[EXERCISE REQUIREMENTS]
Only the number is wanted: count the lines that contain "Juli".

[MATERIAL]
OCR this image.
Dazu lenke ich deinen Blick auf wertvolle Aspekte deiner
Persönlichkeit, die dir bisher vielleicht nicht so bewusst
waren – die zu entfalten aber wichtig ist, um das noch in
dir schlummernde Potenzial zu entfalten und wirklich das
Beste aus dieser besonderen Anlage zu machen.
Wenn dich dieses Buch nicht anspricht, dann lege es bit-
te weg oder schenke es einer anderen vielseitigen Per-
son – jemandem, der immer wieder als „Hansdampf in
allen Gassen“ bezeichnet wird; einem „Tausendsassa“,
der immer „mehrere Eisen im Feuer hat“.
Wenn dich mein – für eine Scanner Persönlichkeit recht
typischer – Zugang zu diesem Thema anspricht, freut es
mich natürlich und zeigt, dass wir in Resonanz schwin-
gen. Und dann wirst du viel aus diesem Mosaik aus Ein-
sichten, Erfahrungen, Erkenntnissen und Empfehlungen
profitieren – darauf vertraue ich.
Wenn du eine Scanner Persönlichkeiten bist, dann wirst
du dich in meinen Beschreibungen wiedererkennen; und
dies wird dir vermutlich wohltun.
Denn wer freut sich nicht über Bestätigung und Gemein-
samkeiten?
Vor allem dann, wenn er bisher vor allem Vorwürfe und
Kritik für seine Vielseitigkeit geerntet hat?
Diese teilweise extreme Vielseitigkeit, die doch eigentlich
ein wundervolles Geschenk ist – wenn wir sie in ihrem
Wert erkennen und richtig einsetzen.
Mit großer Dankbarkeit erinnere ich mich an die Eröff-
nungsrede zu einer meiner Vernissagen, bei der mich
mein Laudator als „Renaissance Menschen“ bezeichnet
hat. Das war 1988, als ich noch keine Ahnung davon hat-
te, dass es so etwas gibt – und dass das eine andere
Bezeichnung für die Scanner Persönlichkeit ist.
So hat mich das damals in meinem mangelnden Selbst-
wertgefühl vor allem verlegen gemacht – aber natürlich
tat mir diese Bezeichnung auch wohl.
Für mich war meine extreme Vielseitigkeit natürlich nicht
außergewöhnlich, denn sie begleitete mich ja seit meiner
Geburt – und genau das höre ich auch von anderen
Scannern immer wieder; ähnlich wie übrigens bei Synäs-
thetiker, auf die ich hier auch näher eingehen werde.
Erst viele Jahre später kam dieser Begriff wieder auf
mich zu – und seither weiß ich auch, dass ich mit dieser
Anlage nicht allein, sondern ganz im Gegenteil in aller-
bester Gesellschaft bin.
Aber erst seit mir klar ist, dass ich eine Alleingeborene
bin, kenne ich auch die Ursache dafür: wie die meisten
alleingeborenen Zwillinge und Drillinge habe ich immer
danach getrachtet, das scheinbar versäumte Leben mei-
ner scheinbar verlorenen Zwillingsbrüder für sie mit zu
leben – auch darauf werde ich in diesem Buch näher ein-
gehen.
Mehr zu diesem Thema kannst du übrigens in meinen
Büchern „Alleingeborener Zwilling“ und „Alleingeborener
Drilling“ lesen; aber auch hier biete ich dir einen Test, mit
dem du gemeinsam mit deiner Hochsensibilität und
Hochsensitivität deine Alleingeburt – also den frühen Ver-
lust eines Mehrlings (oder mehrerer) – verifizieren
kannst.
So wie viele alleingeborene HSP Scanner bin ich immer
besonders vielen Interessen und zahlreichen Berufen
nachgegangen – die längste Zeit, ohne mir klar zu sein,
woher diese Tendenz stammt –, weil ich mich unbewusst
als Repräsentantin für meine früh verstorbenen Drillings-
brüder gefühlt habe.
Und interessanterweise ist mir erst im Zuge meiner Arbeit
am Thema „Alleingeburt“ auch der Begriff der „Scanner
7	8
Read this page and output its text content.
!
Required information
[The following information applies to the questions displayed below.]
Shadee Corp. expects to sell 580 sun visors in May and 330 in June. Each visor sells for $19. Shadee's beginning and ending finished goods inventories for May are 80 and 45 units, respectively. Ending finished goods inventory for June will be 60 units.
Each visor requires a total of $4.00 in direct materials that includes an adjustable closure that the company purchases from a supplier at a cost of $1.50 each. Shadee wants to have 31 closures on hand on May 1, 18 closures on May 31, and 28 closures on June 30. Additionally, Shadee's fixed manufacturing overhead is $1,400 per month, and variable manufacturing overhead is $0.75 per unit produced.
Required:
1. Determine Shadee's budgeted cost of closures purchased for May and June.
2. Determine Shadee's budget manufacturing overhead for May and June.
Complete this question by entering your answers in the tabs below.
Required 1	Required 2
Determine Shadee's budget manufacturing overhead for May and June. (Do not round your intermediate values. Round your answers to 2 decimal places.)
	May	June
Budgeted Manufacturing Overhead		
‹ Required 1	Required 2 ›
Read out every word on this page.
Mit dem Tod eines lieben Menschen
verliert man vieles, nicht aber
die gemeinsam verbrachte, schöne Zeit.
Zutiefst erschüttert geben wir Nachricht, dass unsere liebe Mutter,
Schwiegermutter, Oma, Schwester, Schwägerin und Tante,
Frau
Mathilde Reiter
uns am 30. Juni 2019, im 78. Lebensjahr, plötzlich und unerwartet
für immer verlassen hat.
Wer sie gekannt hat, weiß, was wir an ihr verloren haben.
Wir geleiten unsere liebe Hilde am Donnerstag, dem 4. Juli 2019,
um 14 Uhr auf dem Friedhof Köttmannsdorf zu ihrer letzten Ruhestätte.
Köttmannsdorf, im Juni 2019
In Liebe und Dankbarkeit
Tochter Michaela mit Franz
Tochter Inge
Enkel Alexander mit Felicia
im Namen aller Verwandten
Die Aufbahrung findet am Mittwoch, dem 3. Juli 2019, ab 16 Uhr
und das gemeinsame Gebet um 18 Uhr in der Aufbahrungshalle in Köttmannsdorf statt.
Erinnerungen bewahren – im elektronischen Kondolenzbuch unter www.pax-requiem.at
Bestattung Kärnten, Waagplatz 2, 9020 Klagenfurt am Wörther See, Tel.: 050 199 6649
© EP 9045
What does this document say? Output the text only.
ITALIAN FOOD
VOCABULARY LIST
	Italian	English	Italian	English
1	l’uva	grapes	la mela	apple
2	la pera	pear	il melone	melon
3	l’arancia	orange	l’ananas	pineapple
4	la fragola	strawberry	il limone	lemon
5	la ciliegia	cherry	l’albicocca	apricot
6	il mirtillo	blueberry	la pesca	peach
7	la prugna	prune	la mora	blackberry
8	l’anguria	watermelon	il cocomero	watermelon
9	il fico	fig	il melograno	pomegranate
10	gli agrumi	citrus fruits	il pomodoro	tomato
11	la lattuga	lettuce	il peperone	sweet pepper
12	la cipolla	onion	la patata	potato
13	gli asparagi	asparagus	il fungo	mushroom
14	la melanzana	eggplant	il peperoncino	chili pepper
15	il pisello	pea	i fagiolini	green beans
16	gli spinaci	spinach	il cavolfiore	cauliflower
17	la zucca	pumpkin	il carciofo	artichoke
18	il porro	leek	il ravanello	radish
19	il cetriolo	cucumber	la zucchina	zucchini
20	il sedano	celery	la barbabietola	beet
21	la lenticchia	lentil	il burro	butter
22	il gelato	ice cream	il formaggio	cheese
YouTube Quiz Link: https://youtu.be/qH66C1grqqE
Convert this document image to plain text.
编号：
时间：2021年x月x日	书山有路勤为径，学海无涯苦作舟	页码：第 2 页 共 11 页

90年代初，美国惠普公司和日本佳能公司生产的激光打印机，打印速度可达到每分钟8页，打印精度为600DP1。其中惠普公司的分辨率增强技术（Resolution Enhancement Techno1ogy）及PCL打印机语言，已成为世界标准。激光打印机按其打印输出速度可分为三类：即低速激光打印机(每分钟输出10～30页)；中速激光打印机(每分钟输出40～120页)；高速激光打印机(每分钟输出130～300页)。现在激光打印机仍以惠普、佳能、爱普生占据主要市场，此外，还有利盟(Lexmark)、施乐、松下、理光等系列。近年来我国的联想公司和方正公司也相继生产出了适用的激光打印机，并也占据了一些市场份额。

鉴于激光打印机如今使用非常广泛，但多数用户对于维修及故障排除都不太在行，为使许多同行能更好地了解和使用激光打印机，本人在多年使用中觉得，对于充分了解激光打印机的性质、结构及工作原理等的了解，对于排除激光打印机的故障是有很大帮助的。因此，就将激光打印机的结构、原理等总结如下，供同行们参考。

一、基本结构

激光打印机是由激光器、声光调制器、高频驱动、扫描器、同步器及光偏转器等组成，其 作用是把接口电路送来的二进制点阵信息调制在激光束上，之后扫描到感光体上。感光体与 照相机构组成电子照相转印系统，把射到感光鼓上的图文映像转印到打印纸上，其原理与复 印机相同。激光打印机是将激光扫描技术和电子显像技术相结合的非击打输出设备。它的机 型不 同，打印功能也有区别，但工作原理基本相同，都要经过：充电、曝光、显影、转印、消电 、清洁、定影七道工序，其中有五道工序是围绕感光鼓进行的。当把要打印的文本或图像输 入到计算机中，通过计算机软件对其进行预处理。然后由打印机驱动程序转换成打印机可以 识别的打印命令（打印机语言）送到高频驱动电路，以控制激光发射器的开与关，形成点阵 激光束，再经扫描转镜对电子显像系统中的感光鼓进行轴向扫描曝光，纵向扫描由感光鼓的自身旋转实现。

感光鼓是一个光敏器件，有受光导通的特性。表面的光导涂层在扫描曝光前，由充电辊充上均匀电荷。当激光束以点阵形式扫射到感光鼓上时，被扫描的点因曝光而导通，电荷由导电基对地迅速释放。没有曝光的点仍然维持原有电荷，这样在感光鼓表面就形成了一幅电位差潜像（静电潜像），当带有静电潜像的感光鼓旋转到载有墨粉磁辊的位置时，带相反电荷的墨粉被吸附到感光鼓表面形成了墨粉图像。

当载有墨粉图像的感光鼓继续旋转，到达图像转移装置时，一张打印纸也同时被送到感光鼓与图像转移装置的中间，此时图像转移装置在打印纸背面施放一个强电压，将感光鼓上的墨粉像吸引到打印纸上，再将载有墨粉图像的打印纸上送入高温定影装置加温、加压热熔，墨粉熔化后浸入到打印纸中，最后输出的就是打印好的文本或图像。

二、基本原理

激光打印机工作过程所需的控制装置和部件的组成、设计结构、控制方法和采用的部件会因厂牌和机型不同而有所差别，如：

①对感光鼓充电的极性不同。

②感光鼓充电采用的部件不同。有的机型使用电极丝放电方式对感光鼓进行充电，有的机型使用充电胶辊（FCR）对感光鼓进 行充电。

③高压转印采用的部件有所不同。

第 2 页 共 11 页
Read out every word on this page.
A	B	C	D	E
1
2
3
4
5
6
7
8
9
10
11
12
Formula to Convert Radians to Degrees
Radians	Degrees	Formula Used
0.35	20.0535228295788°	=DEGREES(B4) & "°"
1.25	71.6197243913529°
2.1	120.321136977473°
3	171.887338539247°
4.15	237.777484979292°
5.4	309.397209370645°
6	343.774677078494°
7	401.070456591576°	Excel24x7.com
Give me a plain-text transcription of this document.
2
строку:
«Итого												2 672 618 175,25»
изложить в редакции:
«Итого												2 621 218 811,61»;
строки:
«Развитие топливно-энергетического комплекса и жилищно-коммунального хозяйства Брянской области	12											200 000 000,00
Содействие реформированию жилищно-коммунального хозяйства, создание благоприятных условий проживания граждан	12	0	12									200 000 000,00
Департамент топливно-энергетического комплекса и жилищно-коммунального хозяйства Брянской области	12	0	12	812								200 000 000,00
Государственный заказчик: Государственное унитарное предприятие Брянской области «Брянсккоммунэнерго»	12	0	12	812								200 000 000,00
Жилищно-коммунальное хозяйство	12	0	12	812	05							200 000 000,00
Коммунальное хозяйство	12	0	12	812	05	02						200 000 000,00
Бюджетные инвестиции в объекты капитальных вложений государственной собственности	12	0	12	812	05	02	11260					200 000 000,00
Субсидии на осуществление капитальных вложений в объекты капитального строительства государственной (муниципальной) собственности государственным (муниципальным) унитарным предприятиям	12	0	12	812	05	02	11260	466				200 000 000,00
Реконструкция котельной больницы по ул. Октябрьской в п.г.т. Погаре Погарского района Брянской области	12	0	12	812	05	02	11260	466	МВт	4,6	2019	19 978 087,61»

[EXPECTED ANSWER]
2